Written instruction:
In the entries below, count every line with the word "color". Return only the count.

== == ==

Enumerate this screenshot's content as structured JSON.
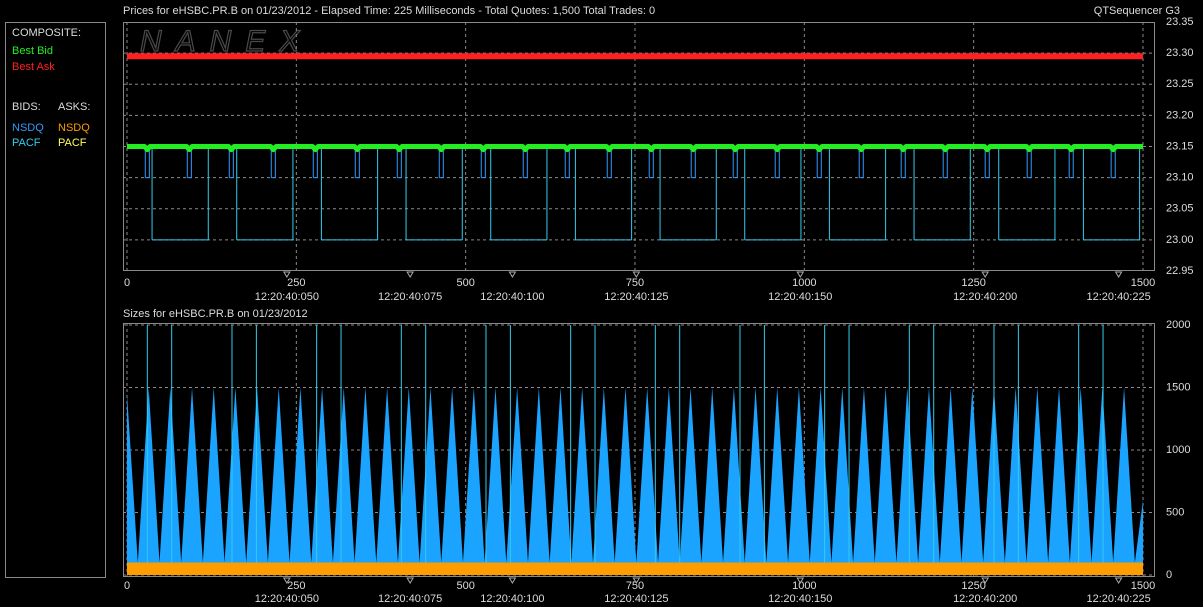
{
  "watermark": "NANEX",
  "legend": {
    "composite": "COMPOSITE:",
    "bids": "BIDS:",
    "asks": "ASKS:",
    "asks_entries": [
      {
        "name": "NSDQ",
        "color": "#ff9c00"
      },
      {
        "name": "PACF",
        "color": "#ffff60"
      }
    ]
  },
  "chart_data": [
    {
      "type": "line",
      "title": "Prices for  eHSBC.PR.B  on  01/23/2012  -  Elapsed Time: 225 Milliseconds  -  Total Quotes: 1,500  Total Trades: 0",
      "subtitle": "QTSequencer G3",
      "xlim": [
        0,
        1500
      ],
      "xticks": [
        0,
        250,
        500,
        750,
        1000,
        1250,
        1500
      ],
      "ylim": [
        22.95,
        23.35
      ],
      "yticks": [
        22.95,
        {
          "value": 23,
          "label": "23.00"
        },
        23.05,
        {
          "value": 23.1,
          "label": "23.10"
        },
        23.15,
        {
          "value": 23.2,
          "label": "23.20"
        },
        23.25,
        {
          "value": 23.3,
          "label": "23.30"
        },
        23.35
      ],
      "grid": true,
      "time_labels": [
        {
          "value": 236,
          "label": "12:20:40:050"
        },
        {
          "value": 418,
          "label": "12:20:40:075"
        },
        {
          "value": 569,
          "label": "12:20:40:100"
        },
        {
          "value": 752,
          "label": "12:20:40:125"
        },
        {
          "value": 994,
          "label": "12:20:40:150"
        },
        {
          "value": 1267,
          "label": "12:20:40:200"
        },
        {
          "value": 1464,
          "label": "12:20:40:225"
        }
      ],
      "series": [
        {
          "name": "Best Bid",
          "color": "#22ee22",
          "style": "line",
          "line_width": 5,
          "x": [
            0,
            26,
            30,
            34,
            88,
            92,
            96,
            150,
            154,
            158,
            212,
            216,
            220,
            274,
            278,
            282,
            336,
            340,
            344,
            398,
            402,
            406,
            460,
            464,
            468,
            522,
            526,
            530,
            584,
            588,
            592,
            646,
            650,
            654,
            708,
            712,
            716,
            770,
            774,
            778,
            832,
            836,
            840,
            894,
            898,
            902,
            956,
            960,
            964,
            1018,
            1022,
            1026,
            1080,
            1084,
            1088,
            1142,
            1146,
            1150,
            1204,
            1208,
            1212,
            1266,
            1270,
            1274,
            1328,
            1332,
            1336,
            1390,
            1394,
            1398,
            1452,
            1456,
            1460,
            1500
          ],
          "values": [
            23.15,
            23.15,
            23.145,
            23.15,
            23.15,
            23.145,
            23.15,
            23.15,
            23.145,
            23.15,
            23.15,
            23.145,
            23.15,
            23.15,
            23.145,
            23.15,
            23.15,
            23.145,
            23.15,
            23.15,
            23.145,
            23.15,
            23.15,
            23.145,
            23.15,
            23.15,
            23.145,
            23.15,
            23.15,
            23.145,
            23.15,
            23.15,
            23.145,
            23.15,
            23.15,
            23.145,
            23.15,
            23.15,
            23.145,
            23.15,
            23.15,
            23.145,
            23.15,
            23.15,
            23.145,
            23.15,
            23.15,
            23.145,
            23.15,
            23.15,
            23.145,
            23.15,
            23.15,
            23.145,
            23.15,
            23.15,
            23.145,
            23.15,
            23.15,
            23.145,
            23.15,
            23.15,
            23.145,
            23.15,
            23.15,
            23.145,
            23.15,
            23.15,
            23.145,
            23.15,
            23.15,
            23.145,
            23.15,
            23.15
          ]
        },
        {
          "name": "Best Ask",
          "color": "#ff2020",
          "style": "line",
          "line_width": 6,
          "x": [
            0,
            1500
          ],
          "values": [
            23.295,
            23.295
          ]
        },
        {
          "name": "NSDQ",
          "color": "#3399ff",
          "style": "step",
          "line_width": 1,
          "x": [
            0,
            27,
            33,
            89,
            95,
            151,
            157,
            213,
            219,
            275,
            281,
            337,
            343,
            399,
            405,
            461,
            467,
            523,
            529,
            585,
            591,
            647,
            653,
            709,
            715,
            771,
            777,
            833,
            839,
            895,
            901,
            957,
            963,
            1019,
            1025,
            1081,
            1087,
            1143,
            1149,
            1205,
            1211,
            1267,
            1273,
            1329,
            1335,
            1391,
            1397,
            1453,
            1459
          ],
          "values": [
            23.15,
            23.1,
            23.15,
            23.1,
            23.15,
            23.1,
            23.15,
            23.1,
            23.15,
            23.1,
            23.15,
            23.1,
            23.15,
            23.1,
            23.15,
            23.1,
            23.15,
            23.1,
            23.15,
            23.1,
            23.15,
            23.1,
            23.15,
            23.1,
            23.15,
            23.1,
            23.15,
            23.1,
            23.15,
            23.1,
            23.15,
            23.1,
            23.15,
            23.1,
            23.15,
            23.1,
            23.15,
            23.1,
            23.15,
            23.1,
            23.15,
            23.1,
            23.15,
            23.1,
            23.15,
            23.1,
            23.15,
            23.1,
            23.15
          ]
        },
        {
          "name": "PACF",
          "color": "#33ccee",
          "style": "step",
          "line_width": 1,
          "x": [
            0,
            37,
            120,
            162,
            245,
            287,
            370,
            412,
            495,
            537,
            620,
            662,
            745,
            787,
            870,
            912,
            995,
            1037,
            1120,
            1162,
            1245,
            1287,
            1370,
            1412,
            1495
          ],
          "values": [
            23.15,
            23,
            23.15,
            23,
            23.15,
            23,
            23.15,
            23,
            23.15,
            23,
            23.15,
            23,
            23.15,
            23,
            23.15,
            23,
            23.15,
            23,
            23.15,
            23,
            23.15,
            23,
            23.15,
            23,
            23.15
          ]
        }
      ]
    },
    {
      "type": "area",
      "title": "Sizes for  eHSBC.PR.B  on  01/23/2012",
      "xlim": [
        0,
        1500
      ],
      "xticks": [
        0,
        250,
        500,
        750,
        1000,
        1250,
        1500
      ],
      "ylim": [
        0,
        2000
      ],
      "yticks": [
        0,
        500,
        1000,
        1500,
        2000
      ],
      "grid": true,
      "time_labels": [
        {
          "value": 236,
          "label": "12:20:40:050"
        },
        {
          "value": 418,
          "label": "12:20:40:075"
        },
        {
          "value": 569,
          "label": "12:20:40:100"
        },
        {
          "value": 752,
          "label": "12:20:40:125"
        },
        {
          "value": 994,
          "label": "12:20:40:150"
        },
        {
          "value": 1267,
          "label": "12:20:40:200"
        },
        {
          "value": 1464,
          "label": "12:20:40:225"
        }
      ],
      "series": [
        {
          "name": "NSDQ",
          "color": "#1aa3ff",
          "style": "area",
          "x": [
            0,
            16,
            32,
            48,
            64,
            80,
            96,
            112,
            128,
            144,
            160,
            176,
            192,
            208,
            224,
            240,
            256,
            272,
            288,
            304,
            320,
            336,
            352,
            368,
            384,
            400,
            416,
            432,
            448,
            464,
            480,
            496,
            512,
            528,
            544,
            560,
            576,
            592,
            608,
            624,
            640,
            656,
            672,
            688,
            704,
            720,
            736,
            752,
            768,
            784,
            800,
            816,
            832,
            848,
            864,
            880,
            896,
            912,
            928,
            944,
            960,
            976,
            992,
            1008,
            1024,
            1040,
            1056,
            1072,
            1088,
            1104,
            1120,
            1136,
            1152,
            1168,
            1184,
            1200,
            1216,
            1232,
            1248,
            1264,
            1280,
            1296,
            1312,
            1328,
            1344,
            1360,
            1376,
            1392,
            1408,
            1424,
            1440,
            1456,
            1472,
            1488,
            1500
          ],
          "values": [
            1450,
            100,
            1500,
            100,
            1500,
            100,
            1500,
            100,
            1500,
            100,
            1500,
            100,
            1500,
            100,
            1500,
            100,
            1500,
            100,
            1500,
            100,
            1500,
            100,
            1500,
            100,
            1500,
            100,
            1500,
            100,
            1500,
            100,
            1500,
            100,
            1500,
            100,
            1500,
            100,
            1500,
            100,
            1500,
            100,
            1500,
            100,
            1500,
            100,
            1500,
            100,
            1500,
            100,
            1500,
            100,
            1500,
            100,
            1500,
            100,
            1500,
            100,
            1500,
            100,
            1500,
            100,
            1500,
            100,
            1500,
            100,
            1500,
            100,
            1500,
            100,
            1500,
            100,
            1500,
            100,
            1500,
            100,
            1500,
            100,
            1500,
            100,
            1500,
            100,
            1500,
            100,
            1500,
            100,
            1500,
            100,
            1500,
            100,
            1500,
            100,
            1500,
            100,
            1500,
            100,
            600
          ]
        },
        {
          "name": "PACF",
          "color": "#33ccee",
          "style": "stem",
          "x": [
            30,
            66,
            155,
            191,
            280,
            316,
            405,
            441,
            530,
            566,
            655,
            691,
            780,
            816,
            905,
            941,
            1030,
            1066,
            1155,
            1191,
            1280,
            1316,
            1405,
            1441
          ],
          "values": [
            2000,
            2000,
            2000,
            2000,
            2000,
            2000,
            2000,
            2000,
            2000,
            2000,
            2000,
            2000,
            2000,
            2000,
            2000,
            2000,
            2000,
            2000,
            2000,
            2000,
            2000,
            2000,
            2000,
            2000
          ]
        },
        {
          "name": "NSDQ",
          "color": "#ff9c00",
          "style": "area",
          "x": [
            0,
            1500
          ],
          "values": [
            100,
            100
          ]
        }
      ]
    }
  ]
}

== == ==

Output of the exercise:
9